In the entries, find all lines that hold the word "JSON" and copy them.

(Figure collection entries)
--- Begin ---
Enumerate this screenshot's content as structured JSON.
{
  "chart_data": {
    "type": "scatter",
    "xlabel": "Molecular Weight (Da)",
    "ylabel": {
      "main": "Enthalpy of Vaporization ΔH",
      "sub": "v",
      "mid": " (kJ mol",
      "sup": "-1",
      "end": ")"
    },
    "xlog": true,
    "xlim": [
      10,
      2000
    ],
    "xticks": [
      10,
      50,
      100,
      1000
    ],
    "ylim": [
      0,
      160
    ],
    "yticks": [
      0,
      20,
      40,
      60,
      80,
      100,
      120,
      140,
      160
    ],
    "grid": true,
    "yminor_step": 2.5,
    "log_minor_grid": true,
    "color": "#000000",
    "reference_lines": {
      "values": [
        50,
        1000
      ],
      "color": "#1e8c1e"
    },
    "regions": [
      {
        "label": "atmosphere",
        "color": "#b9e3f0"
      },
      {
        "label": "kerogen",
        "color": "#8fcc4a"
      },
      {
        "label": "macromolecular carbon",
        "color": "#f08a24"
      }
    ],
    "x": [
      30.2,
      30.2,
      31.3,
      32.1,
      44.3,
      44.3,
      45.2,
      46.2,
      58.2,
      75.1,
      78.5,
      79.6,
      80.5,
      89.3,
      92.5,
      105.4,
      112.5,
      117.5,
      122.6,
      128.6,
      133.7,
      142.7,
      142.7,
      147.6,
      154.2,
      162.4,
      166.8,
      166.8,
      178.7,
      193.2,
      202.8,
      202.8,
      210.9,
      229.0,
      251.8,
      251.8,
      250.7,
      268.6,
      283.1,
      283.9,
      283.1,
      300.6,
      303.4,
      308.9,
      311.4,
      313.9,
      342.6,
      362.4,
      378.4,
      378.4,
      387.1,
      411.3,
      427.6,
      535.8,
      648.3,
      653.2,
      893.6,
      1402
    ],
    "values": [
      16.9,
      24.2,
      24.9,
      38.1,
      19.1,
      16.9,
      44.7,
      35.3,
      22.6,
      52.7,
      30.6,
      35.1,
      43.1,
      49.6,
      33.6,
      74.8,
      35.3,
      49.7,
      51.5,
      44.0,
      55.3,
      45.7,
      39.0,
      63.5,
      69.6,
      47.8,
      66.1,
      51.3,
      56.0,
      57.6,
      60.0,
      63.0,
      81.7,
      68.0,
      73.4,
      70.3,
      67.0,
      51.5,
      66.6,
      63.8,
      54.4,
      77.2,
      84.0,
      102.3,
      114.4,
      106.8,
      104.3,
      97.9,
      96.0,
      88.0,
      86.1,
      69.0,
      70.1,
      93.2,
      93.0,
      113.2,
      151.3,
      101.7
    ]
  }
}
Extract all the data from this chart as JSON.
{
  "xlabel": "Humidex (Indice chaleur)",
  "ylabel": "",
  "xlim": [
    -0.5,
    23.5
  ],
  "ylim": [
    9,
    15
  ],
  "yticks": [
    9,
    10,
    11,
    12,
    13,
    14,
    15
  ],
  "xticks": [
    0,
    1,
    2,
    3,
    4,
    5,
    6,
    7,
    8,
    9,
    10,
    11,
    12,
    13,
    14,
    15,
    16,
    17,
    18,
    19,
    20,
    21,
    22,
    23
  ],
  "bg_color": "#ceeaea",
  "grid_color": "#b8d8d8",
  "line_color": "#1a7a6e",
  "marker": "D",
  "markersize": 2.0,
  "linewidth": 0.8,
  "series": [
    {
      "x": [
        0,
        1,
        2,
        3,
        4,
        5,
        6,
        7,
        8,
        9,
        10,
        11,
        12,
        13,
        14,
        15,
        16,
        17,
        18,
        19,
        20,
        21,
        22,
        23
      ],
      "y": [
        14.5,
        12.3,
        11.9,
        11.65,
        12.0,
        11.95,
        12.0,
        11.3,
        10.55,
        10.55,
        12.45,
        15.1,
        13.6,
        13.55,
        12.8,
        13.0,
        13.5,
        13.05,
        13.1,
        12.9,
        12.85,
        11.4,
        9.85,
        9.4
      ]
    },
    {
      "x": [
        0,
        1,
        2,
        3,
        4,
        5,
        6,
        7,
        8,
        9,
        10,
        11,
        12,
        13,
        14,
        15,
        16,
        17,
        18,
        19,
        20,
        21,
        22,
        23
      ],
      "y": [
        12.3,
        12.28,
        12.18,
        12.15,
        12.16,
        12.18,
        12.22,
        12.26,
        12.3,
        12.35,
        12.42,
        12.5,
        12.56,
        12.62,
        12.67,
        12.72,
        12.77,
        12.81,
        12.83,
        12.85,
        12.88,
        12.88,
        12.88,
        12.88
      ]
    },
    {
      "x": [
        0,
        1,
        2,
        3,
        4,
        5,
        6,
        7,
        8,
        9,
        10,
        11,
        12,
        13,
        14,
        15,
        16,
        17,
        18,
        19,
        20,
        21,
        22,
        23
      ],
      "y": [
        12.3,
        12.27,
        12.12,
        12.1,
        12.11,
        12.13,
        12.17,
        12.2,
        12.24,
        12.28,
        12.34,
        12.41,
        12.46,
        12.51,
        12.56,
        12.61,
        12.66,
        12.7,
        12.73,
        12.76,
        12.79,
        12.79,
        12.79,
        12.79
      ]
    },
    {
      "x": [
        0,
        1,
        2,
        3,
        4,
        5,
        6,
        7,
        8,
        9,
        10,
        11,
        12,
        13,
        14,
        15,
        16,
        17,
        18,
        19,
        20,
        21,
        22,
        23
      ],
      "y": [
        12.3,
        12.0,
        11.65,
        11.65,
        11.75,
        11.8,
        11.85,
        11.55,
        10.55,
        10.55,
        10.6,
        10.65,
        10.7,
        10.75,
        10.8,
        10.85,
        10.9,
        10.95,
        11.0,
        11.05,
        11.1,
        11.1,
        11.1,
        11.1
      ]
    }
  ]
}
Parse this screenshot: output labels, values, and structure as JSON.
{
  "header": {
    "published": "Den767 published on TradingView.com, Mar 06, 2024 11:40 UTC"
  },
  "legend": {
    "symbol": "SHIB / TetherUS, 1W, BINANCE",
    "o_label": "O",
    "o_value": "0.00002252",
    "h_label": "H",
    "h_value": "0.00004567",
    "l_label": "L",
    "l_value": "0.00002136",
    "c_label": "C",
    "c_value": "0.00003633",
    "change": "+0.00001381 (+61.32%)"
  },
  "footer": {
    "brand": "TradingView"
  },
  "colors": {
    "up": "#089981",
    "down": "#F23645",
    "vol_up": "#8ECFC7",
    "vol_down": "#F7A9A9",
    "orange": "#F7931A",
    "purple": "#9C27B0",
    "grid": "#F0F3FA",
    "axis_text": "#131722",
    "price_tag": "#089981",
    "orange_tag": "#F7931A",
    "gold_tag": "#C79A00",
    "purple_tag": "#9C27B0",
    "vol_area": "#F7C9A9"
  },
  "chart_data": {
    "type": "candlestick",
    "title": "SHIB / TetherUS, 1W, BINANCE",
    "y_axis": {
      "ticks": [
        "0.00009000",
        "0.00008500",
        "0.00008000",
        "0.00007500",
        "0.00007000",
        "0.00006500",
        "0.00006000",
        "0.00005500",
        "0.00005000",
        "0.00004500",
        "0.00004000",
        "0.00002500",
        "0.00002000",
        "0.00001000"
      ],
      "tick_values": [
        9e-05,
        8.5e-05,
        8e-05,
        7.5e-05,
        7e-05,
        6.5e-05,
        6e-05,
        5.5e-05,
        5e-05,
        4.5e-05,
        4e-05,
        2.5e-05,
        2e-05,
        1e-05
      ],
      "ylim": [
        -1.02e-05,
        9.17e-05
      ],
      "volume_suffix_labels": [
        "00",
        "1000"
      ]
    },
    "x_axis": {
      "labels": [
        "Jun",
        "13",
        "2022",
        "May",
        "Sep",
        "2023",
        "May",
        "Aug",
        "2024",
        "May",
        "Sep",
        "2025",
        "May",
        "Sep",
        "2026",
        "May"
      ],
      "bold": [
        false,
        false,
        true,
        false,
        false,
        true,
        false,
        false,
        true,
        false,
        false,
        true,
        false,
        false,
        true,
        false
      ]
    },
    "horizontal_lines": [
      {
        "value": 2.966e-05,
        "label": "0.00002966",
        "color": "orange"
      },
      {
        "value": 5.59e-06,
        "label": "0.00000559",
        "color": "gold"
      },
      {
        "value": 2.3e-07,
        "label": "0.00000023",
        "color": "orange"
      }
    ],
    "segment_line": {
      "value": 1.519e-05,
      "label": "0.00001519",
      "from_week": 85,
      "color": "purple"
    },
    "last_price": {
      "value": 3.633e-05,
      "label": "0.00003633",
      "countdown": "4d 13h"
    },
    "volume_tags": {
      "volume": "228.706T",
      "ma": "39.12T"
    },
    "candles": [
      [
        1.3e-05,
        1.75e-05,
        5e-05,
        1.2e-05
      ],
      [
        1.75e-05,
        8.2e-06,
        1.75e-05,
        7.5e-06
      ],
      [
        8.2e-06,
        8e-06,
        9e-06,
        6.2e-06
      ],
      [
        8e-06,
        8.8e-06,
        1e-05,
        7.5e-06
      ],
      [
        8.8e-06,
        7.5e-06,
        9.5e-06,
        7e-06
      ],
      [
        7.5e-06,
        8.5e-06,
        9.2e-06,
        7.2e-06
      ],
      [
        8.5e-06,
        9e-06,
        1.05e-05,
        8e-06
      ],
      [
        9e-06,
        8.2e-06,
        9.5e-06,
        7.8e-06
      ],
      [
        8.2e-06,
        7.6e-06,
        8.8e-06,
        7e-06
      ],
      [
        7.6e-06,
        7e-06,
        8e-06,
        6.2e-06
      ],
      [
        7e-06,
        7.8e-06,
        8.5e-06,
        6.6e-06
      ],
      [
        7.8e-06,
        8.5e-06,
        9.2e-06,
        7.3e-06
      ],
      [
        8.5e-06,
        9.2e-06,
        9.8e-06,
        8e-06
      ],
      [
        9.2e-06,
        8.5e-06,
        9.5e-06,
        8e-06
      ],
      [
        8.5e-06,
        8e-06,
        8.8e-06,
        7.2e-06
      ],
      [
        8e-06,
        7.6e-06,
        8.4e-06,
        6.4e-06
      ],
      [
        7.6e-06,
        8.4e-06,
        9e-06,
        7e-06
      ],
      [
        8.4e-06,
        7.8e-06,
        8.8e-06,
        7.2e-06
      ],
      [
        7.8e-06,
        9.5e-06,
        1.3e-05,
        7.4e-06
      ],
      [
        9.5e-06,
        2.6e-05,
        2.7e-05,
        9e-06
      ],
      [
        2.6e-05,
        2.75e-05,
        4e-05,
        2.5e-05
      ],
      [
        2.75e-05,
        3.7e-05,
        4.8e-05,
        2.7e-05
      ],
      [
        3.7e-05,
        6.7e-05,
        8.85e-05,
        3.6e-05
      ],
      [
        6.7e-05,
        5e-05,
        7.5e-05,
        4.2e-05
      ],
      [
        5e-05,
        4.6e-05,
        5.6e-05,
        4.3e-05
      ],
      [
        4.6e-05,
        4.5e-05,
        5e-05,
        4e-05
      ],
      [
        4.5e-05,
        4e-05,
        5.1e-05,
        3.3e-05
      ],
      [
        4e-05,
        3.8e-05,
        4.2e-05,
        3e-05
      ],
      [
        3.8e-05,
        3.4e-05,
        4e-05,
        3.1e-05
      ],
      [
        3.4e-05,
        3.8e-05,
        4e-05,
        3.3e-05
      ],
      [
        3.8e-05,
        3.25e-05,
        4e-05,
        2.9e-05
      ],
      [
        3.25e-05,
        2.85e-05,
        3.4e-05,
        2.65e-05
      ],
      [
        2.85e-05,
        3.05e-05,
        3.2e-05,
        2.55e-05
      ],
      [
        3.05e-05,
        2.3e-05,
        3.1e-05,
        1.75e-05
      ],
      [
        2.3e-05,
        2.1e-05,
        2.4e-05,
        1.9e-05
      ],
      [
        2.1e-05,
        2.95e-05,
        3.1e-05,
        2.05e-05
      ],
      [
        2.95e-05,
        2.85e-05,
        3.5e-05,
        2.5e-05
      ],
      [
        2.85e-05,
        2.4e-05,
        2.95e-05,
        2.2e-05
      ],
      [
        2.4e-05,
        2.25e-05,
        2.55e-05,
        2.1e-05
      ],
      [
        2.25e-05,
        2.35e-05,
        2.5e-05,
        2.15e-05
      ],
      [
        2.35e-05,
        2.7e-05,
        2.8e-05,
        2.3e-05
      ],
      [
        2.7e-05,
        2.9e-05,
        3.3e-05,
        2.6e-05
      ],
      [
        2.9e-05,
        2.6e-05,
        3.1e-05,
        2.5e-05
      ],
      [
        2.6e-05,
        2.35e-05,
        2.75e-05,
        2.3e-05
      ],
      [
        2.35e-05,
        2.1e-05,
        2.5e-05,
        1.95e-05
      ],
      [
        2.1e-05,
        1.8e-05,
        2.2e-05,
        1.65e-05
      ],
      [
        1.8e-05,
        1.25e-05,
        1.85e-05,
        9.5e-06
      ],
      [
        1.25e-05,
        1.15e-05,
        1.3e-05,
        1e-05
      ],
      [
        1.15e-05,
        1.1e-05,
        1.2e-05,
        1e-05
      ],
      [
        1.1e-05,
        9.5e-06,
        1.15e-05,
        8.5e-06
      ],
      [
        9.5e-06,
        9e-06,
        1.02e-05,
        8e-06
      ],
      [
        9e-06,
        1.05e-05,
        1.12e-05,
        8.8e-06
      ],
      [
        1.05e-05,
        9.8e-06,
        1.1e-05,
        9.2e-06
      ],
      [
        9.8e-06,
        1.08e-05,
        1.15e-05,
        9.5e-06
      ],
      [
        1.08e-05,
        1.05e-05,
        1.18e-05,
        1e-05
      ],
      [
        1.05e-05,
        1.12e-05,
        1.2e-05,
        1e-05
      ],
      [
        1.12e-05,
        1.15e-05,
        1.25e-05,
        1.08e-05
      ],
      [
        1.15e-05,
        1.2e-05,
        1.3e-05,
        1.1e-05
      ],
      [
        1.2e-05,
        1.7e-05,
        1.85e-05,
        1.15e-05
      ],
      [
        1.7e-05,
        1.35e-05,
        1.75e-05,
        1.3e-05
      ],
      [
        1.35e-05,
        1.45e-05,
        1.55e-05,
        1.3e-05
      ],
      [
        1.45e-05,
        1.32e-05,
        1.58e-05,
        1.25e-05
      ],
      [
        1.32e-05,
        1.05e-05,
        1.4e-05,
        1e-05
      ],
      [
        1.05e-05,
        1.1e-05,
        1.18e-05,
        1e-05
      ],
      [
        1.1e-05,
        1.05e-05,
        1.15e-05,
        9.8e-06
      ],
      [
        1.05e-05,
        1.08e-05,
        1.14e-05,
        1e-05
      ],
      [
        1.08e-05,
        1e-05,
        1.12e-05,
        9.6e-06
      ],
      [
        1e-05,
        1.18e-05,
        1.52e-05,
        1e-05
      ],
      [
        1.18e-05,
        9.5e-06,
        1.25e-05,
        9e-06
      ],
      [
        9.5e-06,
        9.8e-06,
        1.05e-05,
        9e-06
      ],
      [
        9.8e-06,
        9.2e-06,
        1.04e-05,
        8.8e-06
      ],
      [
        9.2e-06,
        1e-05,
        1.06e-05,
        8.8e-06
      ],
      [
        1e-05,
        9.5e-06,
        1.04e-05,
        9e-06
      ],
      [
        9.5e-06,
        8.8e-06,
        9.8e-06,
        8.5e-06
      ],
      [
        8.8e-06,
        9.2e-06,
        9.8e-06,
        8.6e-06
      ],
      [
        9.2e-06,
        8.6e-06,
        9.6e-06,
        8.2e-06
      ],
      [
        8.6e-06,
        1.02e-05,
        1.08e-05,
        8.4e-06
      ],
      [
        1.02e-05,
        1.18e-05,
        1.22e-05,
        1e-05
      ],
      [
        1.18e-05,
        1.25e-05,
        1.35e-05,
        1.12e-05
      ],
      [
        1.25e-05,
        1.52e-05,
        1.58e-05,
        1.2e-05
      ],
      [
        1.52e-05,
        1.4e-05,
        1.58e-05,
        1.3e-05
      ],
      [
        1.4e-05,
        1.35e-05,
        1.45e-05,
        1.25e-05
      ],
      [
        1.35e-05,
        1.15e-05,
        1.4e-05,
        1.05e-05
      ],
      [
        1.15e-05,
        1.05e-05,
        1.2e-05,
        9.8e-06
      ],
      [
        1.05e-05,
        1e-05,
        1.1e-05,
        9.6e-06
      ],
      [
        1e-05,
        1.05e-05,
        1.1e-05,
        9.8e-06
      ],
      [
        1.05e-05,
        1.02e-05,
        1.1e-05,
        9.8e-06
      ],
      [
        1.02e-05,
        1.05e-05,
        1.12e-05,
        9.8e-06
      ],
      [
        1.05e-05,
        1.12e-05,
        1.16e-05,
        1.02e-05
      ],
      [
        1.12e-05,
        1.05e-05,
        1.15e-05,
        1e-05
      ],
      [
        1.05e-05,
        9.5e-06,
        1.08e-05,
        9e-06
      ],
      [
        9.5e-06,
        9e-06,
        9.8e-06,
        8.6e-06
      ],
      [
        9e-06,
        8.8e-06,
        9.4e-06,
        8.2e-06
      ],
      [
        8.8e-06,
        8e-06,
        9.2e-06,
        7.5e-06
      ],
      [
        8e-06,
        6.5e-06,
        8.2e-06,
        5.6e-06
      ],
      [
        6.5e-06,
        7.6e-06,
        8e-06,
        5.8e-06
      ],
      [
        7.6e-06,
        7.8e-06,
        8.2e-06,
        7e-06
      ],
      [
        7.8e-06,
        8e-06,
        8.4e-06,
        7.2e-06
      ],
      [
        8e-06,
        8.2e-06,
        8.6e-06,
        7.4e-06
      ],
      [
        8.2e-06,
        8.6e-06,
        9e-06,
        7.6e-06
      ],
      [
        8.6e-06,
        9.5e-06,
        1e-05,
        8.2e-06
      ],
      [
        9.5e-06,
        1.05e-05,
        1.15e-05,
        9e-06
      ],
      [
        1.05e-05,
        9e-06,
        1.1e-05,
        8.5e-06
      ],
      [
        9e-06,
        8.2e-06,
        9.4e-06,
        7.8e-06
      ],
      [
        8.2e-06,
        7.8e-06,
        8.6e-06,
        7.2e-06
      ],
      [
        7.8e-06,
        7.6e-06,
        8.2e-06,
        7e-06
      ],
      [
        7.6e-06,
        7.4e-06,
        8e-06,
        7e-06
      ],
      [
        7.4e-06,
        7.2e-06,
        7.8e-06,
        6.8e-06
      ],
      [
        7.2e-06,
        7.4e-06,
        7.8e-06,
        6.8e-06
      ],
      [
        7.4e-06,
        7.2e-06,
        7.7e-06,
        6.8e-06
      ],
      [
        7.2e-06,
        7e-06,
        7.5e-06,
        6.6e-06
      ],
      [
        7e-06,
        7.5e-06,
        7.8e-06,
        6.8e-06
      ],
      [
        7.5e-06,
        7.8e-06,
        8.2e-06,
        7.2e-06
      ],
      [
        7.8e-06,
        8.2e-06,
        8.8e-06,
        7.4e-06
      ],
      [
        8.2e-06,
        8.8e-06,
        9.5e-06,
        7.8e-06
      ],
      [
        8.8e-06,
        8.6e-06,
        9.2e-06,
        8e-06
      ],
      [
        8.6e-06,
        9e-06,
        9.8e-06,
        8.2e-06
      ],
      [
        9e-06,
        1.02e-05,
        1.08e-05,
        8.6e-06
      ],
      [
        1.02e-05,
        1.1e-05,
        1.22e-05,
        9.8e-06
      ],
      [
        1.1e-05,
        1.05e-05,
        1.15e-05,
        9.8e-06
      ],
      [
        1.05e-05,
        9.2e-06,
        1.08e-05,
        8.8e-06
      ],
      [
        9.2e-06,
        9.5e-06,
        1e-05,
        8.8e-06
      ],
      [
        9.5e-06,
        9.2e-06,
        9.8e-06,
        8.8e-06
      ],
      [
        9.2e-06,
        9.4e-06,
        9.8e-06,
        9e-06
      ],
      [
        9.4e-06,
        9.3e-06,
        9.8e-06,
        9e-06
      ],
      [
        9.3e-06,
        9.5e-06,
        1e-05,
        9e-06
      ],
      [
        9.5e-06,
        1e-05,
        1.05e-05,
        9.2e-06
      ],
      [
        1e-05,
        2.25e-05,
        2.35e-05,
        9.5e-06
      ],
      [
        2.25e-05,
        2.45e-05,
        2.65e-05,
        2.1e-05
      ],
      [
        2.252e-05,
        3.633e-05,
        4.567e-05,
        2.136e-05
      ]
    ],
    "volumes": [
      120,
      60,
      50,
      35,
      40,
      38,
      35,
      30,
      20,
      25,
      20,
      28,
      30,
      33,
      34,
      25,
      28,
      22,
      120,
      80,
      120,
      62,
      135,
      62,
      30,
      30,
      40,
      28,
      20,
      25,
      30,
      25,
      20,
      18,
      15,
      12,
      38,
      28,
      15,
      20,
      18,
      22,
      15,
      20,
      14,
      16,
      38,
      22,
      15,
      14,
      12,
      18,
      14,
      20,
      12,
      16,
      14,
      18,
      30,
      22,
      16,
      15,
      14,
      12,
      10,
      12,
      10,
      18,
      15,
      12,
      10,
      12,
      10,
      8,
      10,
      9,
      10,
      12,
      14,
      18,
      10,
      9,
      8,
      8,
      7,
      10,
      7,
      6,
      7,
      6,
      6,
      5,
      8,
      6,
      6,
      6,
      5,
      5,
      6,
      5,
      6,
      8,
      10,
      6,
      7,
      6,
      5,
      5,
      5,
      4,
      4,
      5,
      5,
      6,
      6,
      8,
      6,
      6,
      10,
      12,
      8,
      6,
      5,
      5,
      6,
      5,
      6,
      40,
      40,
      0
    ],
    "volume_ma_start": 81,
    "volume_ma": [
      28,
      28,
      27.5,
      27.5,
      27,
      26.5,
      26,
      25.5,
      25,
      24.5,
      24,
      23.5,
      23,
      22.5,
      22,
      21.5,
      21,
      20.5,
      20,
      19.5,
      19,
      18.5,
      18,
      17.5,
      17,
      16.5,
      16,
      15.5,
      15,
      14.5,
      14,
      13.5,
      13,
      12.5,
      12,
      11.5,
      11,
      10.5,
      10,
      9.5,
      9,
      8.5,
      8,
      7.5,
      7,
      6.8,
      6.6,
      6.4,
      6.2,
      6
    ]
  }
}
--- End ---
CORRECT ANSWER:
Enumerate this screenshot's content as structured JSON.
Extract all the data from this chart as JSON.
Parse this screenshot: output labels, values, and structure as JSON.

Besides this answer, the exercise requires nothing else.